INPUT DATA ::
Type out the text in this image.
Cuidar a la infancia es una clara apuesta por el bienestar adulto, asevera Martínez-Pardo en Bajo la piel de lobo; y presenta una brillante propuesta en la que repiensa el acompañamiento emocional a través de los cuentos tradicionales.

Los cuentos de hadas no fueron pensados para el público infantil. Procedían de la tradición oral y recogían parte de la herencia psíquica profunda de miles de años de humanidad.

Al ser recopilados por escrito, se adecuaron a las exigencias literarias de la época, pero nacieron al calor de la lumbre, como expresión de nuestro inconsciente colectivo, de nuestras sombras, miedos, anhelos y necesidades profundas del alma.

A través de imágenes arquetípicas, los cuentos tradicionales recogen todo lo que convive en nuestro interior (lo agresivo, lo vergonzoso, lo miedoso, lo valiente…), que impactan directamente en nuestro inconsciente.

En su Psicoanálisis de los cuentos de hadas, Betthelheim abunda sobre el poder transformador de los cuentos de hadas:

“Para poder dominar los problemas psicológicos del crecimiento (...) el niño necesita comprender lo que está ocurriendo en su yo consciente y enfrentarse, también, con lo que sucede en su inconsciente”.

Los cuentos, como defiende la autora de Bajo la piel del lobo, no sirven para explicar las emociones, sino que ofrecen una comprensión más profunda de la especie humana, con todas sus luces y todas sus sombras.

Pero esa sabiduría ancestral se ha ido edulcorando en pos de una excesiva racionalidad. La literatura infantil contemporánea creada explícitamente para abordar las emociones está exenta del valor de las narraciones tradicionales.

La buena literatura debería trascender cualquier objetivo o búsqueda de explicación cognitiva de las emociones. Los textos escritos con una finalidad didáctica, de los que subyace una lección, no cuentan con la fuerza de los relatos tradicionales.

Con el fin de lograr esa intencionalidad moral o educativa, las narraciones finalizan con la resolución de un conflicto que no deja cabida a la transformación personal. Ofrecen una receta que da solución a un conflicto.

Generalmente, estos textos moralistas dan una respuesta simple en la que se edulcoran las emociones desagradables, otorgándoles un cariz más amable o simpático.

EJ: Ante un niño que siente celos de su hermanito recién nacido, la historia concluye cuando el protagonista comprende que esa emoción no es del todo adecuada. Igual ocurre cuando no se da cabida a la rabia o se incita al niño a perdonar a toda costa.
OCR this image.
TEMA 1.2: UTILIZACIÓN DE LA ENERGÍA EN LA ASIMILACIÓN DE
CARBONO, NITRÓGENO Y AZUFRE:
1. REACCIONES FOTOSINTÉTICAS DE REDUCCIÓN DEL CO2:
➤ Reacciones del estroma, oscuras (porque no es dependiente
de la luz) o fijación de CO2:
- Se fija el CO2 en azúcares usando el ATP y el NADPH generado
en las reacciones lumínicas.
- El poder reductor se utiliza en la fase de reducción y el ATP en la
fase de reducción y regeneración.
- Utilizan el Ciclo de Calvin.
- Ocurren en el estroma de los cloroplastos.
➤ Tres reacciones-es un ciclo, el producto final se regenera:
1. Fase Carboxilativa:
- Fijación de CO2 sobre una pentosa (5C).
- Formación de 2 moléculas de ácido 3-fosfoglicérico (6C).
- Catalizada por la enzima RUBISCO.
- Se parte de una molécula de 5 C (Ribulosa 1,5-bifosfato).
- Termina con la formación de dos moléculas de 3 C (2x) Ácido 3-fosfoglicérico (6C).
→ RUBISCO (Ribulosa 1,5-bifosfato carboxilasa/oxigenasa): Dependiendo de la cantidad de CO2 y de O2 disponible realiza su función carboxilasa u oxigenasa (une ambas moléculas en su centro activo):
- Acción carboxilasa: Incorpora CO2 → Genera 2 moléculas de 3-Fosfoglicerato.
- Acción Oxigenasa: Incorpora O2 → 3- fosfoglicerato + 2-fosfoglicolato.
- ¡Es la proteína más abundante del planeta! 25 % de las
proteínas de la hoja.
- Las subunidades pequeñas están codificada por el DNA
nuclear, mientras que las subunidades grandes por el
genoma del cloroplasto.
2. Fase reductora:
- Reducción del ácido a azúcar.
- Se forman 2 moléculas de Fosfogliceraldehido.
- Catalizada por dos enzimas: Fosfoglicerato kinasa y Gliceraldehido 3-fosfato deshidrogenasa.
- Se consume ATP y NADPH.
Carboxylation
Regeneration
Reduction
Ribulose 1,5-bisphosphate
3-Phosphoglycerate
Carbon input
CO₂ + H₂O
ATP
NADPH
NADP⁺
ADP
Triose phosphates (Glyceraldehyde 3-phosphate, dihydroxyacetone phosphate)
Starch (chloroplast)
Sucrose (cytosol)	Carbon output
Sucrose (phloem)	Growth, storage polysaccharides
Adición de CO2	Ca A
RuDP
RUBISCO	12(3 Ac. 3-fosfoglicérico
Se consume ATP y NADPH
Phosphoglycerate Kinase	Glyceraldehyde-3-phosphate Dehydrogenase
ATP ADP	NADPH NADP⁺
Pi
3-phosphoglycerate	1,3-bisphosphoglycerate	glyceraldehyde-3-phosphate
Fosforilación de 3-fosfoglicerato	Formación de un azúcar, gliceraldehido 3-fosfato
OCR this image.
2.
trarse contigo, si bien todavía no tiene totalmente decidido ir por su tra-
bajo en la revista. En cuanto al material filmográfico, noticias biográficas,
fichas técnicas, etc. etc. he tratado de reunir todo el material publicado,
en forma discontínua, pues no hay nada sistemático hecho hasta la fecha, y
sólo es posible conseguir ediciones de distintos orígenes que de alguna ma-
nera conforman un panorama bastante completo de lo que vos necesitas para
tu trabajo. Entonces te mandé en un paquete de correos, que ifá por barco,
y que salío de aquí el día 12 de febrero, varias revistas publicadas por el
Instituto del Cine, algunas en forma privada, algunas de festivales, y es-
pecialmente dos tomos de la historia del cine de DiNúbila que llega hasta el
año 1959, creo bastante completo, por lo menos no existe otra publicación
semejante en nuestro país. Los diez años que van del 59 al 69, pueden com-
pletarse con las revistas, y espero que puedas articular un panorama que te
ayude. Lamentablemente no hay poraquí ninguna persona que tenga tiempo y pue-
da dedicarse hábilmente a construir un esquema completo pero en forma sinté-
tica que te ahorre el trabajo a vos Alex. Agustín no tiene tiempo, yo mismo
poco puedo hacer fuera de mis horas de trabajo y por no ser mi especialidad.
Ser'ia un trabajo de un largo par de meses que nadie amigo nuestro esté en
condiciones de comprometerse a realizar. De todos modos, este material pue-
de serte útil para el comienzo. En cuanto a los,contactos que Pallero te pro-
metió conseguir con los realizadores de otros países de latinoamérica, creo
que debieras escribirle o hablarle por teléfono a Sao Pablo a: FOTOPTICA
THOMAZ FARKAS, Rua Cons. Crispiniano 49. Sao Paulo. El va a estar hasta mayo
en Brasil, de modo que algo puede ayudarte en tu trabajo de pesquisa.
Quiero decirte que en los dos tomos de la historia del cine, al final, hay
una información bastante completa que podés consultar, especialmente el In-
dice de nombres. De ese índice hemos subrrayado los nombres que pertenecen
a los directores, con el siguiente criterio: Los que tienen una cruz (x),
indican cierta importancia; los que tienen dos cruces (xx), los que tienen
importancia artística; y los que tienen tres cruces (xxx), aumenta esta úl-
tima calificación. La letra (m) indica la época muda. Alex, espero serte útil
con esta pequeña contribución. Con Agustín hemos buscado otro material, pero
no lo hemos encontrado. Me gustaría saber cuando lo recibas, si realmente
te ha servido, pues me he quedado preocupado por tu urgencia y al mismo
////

TASK TO CARRY OUT :: Every line in the records that holds the word "bifosfato" should be copied into the answer.

YOUR SOLUTION ::
- Se parte de una molécula de 5 C (Ribulosa 1,5-bifosfato).
→ RUBISCO (Ribulosa 1,5-bifosfato carboxilasa/oxigenasa): Dependiendo de la cantidad de CO2 y de O2 disponible realiza su función carboxilasa u oxigenasa (une ambas moléculas en su centro activo):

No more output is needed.